Task to complete:
Look through the material below. Copy each line that contains the string "text".

-*-

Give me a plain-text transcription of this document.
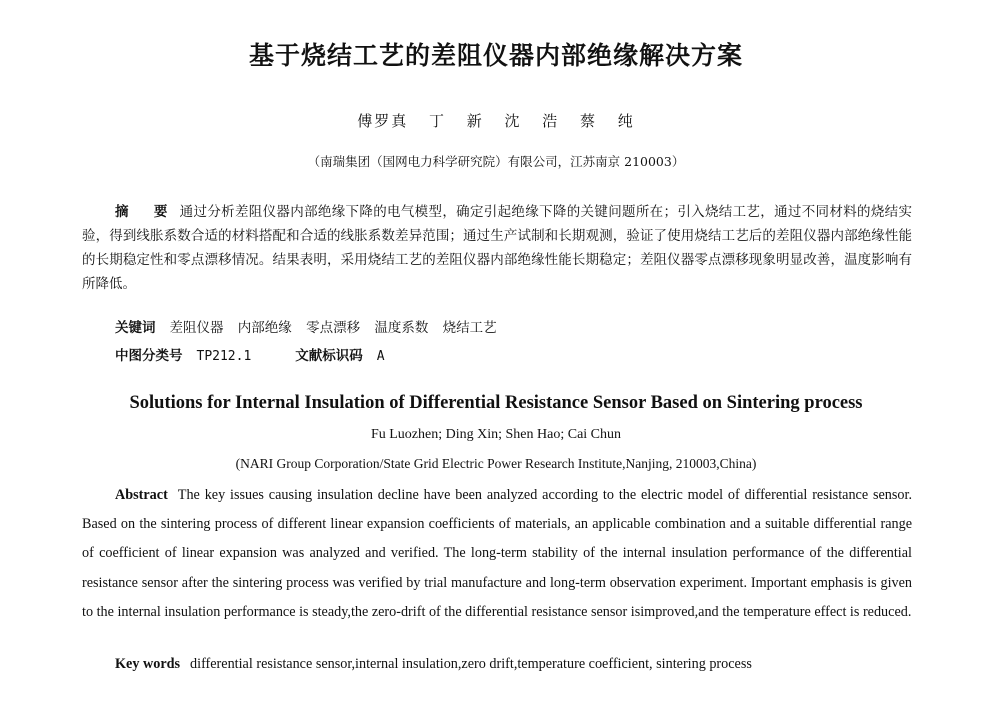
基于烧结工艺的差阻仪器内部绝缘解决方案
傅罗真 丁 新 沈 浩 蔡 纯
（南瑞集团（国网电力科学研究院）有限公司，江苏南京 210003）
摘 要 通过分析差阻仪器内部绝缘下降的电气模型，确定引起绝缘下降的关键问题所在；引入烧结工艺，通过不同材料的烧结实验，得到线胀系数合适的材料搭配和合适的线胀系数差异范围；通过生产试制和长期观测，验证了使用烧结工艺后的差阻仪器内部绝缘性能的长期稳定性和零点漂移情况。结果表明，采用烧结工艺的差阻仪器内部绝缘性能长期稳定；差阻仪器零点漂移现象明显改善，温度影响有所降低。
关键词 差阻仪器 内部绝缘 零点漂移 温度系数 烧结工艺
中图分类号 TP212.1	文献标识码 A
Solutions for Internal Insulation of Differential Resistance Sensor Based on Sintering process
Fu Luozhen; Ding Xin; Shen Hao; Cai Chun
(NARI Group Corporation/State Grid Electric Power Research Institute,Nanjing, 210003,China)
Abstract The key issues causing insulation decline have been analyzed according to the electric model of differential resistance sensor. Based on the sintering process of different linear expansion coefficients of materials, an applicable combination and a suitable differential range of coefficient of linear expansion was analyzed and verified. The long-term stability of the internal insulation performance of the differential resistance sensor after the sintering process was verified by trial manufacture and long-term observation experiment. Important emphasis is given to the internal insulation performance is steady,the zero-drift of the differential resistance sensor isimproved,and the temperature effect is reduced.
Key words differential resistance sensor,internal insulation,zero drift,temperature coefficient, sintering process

-*-

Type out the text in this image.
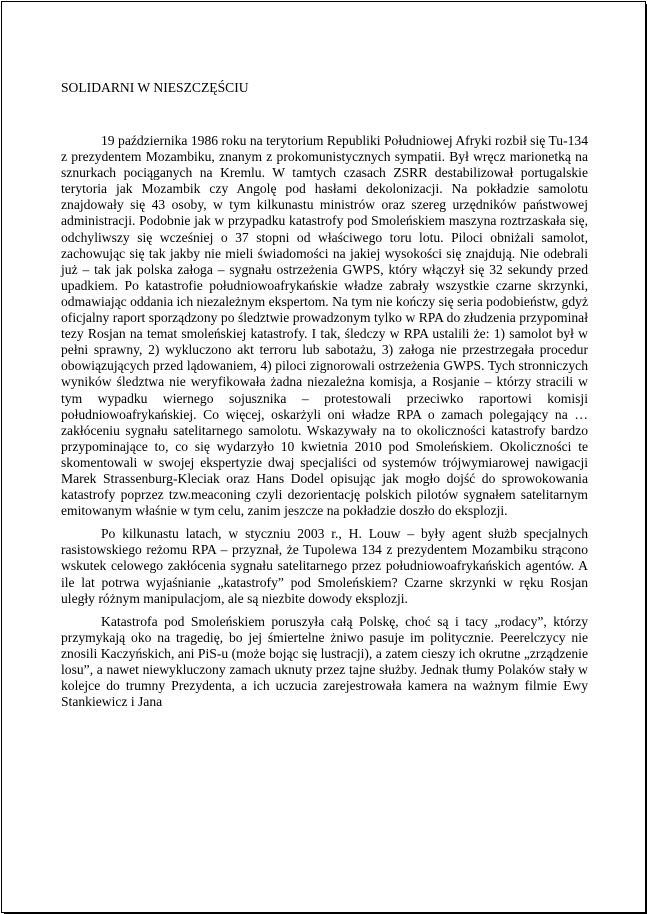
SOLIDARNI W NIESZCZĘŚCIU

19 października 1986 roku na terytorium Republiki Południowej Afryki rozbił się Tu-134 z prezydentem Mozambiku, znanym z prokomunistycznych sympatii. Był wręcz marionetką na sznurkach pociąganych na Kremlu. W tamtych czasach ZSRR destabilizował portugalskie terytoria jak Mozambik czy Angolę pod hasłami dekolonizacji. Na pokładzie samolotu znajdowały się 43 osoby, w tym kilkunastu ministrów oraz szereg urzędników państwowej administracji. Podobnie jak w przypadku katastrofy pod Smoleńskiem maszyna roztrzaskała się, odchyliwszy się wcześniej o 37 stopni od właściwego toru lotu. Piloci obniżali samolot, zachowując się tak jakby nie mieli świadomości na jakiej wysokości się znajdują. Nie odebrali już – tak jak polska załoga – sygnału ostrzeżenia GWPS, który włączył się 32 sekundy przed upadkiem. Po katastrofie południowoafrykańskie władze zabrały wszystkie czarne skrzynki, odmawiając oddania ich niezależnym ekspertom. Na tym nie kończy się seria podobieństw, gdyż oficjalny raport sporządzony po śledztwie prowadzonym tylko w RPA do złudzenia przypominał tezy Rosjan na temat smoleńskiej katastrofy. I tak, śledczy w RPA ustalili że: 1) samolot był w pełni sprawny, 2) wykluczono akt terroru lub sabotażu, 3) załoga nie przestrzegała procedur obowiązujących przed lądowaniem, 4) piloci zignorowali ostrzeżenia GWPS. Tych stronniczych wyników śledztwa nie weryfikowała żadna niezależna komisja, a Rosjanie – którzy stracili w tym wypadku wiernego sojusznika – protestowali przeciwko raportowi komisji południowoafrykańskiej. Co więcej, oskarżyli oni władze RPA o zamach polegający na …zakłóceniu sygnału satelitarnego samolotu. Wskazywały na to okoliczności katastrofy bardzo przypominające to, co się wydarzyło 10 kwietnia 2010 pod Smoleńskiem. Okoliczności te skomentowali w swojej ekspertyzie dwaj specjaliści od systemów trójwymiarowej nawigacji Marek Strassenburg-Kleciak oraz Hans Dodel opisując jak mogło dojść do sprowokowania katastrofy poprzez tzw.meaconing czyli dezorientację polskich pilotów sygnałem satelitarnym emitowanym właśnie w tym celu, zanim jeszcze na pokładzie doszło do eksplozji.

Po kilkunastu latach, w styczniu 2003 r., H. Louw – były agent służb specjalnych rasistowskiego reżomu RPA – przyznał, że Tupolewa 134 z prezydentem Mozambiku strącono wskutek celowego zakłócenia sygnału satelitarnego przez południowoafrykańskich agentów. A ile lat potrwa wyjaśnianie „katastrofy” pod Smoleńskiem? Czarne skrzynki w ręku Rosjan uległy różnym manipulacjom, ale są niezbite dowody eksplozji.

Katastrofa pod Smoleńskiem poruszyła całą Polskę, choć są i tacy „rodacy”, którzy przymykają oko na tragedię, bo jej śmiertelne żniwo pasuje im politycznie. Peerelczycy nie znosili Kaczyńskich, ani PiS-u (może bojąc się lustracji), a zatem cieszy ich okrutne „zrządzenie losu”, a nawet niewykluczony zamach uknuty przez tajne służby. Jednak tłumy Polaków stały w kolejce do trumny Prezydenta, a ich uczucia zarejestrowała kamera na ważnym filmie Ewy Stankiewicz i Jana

-*-

Exercise answer:
Give me a plain-text transcription of this document.
Type out the text in this image.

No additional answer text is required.